_Records from a dataset_

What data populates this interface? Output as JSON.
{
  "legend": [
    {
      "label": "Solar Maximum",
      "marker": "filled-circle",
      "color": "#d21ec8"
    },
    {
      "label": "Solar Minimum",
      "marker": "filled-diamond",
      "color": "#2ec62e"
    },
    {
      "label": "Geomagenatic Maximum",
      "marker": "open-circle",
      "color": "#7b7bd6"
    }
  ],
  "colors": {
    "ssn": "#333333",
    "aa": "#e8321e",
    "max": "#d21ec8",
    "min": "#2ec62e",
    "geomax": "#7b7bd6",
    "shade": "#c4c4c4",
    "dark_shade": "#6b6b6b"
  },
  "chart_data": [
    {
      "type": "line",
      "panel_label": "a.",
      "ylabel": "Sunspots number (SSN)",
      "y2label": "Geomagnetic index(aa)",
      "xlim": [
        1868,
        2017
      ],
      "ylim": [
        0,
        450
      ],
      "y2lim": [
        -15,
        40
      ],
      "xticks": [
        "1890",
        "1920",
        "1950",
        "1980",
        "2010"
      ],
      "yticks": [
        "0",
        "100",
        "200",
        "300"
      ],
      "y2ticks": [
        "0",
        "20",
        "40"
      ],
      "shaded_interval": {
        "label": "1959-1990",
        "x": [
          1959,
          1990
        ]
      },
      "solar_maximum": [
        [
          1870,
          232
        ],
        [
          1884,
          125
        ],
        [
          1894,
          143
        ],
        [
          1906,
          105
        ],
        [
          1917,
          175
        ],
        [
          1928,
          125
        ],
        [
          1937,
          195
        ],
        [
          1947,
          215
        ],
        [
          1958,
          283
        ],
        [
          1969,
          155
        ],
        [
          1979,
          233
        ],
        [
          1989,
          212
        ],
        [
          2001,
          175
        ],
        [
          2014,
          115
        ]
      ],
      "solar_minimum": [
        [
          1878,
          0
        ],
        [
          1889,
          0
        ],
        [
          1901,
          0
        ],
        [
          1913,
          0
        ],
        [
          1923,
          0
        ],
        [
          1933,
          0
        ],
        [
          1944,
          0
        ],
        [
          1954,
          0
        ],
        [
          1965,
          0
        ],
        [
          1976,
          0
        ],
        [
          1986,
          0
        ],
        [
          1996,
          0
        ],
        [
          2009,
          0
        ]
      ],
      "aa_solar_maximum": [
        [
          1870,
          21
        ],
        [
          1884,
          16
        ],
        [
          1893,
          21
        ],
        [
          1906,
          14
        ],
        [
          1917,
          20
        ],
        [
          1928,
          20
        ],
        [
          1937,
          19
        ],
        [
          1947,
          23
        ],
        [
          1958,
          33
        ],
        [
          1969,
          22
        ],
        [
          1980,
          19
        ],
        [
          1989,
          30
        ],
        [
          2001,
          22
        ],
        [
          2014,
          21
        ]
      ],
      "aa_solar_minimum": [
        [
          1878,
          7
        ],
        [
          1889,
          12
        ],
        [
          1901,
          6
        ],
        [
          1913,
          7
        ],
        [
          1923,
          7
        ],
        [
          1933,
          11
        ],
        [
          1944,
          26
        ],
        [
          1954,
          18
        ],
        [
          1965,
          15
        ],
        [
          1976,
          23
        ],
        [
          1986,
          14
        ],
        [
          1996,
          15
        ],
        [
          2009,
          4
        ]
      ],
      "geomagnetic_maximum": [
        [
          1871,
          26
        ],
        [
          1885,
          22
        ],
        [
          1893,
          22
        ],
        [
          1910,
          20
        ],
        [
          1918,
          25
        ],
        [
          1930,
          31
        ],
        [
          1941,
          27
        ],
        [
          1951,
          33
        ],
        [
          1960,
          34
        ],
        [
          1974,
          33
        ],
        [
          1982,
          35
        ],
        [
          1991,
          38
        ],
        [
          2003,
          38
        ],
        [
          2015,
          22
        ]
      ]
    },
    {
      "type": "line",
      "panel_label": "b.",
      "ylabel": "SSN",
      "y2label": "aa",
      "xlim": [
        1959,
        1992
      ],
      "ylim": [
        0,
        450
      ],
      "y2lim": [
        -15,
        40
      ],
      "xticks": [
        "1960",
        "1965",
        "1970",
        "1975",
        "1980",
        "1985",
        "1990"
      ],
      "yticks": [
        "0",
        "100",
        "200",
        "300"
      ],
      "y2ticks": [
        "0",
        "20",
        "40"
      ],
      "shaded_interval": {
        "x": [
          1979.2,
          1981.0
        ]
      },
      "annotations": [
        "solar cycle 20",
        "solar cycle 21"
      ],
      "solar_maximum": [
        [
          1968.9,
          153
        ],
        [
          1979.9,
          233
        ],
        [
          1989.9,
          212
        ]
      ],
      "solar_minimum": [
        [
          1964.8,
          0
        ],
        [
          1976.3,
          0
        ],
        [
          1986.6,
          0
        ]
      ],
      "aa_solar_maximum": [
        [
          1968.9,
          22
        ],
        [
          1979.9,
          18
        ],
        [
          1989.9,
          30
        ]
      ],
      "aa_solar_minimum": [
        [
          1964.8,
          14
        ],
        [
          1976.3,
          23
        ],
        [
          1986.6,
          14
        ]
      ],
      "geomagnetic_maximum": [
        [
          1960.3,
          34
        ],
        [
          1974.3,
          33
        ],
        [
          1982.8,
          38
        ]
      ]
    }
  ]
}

_Exercise aim_
Make an exact copy of the material above.

_Solved problem_
What data populates this interface? Output as JSON.
{
  "legend": [
    {
      "label": "Solar Maximum",
      "marker": "filled-circle",
      "color": "#d21ec8"
    },
    {
      "label": "Solar Minimum",
      "marker": "filled-diamond",
      "color": "#2ec62e"
    },
    {
      "label": "Geomagenatic Maximum",
      "marker": "open-circle",
      "color": "#7b7bd6"
    }
  ],
  "colors": {
    "ssn": "#333333",
    "aa": "#e8321e",
    "max": "#d21ec8",
    "min": "#2ec62e",
    "geomax": "#7b7bd6",
    "shade": "#c4c4c4",
    "dark_shade": "#6b6b6b"
  },
  "chart_data": [
    {
      "type": "line",
      "panel_label": "a.",
      "ylabel": "Sunspots number (SSN)",
      "y2label": "Geomagnetic index(aa)",
      "xlim": [
        1868,
        2017
      ],
      "ylim": [
        0,
        450
      ],
      "y2lim": [
        -15,
        40
      ],
      "xticks": [
        "1890",
        "1920",
        "1950",
        "1980",
        "2010"
      ],
      "yticks": [
        "0",
        "100",
        "200",
        "300"
      ],
      "y2ticks": [
        "0",
        "20",
        "40"
      ],
      "shaded_interval": {
        "label": "1959-1990",
        "x": [
          1959,
          1990
        ]
      },
      "solar_maximum": [
        [
          1870,
          232
        ],
        [
          1884,
          125
        ],
        [
          1894,
          143
        ],
        [
          1906,
          105
        ],
        [
          1917,
          175
        ],
        [
          1928,
          125
        ],
        [
          1937,
          195
        ],
        [
          1947,
          215
        ],
        [
          1958,
          283
        ],
        [
          1969,
          155
        ],
        [
          1979,
          233
        ],
        [
          1989,
          212
        ],
        [
          2001,
          175
        ],
        [
          2014,
          115
        ]
      ],
      "solar_minimum": [
        [
          1878,
          0
        ],
        [
          1889,
          0
        ],
        [
          1901,
          0
        ],
        [
          1913,
          0
        ],
        [
          1923,
          0
        ],
        [
          1933,
          0
        ],
        [
          1944,
          0
        ],
        [
          1954,
          0
        ],
        [
          1965,
          0
        ],
        [
          1976,
          0
        ],
        [
          1986,
          0
        ],
        [
          1996,
          0
        ],
        [
          2009,
          0
        ]
      ],
      "aa_solar_maximum": [
        [
          1870,
          21
        ],
        [
          1884,
          16
        ],
        [
          1893,
          21
        ],
        [
          1906,
          14
        ],
        [
          1917,
          20
        ],
        [
          1928,
          20
        ],
        [
          1937,
          19
        ],
        [
          1947,
          23
        ],
        [
          1958,
          33
        ],
        [
          1969,
          22
        ],
        [
          1980,
          19
        ],
        [
          1989,
          30
        ],
        [
          2001,
          22
        ],
        [
          2014,
          21
        ]
      ],
      "aa_solar_minimum": [
        [
          1878,
          7
        ],
        [
          1889,
          12
        ],
        [
          1901,
          6
        ],
        [
          1913,
          7
        ],
        [
          1923,
          7
        ],
        [
          1933,
          11
        ],
        [
          1944,
          26
        ],
        [
          1954,
          18
        ],
        [
          1965,
          15
        ],
        [
          1976,
          23
        ],
        [
          1986,
          14
        ],
        [
          1996,
          15
        ],
        [
          2009,
          4
        ]
      ],
      "geomagnetic_maximum": [
        [
          1871,
          26
        ],
        [
          1885,
          22
        ],
        [
          1893,
          22
        ],
        [
          1910,
          20
        ],
        [
          1918,
          25
        ],
        [
          1930,
          31
        ],
        [
          1941,
          27
        ],
        [
          1951,
          33
        ],
        [
          1960,
          34
        ],
        [
          1974,
          33
        ],
        [
          1982,
          35
        ],
        [
          1991,
          38
        ],
        [
          2003,
          38
        ],
        [
          2015,
          22
        ]
      ]
    },
    {
      "type": "line",
      "panel_label": "b.",
      "ylabel": "SSN",
      "y2label": "aa",
      "xlim": [
        1959,
        1992
      ],
      "ylim": [
        0,
        450
      ],
      "y2lim": [
        -15,
        40
      ],
      "xticks": [
        "1960",
        "1965",
        "1970",
        "1975",
        "1980",
        "1985",
        "1990"
      ],
      "yticks": [
        "0",
        "100",
        "200",
        "300"
      ],
      "y2ticks": [
        "0",
        "20",
        "40"
      ],
      "shaded_interval": {
        "x": [
          1979.2,
          1981.0
        ]
      },
      "annotations": [
        "solar cycle 20",
        "solar cycle 21"
      ],
      "solar_maximum": [
        [
          1968.9,
          153
        ],
        [
          1979.9,
          233
        ],
        [
          1989.9,
          212
        ]
      ],
      "solar_minimum": [
        [
          1964.8,
          0
        ],
        [
          1976.3,
          0
        ],
        [
          1986.6,
          0
        ]
      ],
      "aa_solar_maximum": [
        [
          1968.9,
          22
        ],
        [
          1979.9,
          18
        ],
        [
          1989.9,
          30
        ]
      ],
      "aa_solar_minimum": [
        [
          1964.8,
          14
        ],
        [
          1976.3,
          23
        ],
        [
          1986.6,
          14
        ]
      ],
      "geomagnetic_maximum": [
        [
          1960.3,
          34
        ],
        [
          1974.3,
          33
        ],
        [
          1982.8,
          38
        ]
      ]
    }
  ]
}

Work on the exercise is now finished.